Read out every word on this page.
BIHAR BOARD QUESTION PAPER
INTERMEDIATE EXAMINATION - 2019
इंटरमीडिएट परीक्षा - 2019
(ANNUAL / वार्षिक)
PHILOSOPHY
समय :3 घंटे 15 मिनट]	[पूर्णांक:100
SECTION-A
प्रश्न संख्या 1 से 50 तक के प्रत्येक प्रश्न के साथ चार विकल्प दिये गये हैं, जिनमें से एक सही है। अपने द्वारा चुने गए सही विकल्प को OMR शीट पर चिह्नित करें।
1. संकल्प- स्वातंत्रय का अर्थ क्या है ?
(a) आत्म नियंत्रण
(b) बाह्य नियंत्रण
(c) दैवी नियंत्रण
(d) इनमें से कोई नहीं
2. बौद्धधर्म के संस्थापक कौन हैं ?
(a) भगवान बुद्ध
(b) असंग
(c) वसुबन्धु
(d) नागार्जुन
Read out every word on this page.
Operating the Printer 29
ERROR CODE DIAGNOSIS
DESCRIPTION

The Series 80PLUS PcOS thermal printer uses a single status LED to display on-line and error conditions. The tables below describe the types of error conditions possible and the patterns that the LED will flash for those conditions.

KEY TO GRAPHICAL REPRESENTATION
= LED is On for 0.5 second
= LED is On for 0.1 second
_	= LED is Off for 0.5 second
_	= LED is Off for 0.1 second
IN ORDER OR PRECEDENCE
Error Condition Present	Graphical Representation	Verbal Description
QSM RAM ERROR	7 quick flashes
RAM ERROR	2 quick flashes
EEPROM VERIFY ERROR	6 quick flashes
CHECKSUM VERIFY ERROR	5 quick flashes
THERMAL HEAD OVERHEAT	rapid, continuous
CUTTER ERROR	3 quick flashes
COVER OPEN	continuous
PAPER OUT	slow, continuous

#####

Short problem:
Recopy the entries above in their entirety, exactly.

In response:
Read out every word on this page.
BIHAR BOARD QUESTION PAPER
INTERMEDIATE EXAMINATION - 2019
इंटरमीडिएट परीक्षा - 2019
(ANNUAL / वार्षिक)
PHILOSOPHY
समय :3 घंटे 15 मिनट]	[पूर्णांक:100
SECTION-A
प्रश्न संख्या 1 से 50 तक के प्रत्येक प्रश्न के साथ चार विकल्प दिये गये हैं, जिनमें से एक सही है। अपने द्वारा चुने गए सही विकल्प को OMR शीट पर चिह्नित करें।
1. संकल्प- स्वातंत्रय का अर्थ क्या है ?
(a) आत्म नियंत्रण
(b) बाह्य नियंत्रण
(c) दैवी नियंत्रण
(d) इनमें से कोई नहीं
2. बौद्धधर्म के संस्थापक कौन हैं ?
(a) भगवान बुद्ध
(b) असंग
(c) वसुबन्धु
(d) नागार्जुन
Read out every word on this page.
Operating the Printer 29
ERROR CODE DIAGNOSIS
DESCRIPTION

The Series 80PLUS PcOS thermal printer uses a single status LED to display on-line and error conditions. The tables below describe the types of error conditions possible and the patterns that the LED will flash for those conditions.

KEY TO GRAPHICAL REPRESENTATION
= LED is On for 0.5 second
= LED is On for 0.1 second
_	= LED is Off for 0.5 second
_	= LED is Off for 0.1 second
IN ORDER OR PRECEDENCE
Error Condition Present	Graphical Representation	Verbal Description
QSM RAM ERROR	7 quick flashes
RAM ERROR	2 quick flashes
EEPROM VERIFY ERROR	6 quick flashes
CHECKSUM VERIFY ERROR	5 quick flashes
THERMAL HEAD OVERHEAT	rapid, continuous
CUTTER ERROR	3 quick flashes
COVER OPEN	continuous
PAPER OUT	slow, continuous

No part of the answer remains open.